═════ Records provided ═════

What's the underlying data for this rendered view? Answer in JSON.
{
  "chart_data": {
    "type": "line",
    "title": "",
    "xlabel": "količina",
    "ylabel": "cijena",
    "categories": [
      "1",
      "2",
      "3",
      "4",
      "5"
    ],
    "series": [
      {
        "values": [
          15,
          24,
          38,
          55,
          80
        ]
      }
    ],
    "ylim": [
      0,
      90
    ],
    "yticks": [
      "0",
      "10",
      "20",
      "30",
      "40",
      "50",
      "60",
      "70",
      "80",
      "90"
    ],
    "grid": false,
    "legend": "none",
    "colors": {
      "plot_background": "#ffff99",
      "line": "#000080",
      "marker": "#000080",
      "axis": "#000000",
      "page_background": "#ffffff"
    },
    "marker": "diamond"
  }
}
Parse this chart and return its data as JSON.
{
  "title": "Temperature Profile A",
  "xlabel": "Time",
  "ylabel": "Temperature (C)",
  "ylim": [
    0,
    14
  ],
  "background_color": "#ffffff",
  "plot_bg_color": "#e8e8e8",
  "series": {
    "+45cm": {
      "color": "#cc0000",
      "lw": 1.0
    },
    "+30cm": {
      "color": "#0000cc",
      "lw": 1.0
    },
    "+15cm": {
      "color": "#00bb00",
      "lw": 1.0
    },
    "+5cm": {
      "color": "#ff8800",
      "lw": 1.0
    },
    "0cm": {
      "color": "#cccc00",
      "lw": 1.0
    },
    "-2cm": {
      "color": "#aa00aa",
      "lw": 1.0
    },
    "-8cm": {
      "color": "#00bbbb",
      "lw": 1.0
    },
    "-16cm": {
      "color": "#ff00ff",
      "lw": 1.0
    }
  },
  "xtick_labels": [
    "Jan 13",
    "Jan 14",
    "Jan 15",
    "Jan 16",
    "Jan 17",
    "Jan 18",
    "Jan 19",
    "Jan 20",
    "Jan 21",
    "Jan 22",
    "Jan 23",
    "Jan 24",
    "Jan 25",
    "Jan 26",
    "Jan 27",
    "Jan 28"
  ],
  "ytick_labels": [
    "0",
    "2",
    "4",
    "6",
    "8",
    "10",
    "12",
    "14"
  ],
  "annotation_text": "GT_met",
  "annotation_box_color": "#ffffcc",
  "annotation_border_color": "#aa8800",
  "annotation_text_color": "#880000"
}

═════

Return the full listing, character for character.

What's the underlying data for this rendered view? Answer in JSON.
{
  "chart_data": {
    "type": "line",
    "title": "",
    "xlabel": "količina",
    "ylabel": "cijena",
    "categories": [
      "1",
      "2",
      "3",
      "4",
      "5"
    ],
    "series": [
      {
        "values": [
          15,
          24,
          38,
          55,
          80
        ]
      }
    ],
    "ylim": [
      0,
      90
    ],
    "yticks": [
      "0",
      "10",
      "20",
      "30",
      "40",
      "50",
      "60",
      "70",
      "80",
      "90"
    ],
    "grid": false,
    "legend": "none",
    "colors": {
      "plot_background": "#ffff99",
      "line": "#000080",
      "marker": "#000080",
      "axis": "#000000",
      "page_background": "#ffffff"
    },
    "marker": "diamond"
  }
}
Parse this chart and return its data as JSON.
{
  "title": "Temperature Profile A",
  "xlabel": "Time",
  "ylabel": "Temperature (C)",
  "ylim": [
    0,
    14
  ],
  "background_color": "#ffffff",
  "plot_bg_color": "#e8e8e8",
  "series": {
    "+45cm": {
      "color": "#cc0000",
      "lw": 1.0
    },
    "+30cm": {
      "color": "#0000cc",
      "lw": 1.0
    },
    "+15cm": {
      "color": "#00bb00",
      "lw": 1.0
    },
    "+5cm": {
      "color": "#ff8800",
      "lw": 1.0
    },
    "0cm": {
      "color": "#cccc00",
      "lw": 1.0
    },
    "-2cm": {
      "color": "#aa00aa",
      "lw": 1.0
    },
    "-8cm": {
      "color": "#00bbbb",
      "lw": 1.0
    },
    "-16cm": {
      "color": "#ff00ff",
      "lw": 1.0
    }
  },
  "xtick_labels": [
    "Jan 13",
    "Jan 14",
    "Jan 15",
    "Jan 16",
    "Jan 17",
    "Jan 18",
    "Jan 19",
    "Jan 20",
    "Jan 21",
    "Jan 22",
    "Jan 23",
    "Jan 24",
    "Jan 25",
    "Jan 26",
    "Jan 27",
    "Jan 28"
  ],
  "ytick_labels": [
    "0",
    "2",
    "4",
    "6",
    "8",
    "10",
    "12",
    "14"
  ],
  "annotation_text": "GT_met",
  "annotation_box_color": "#ffffcc",
  "annotation_border_color": "#aa8800",
  "annotation_text_color": "#880000"
}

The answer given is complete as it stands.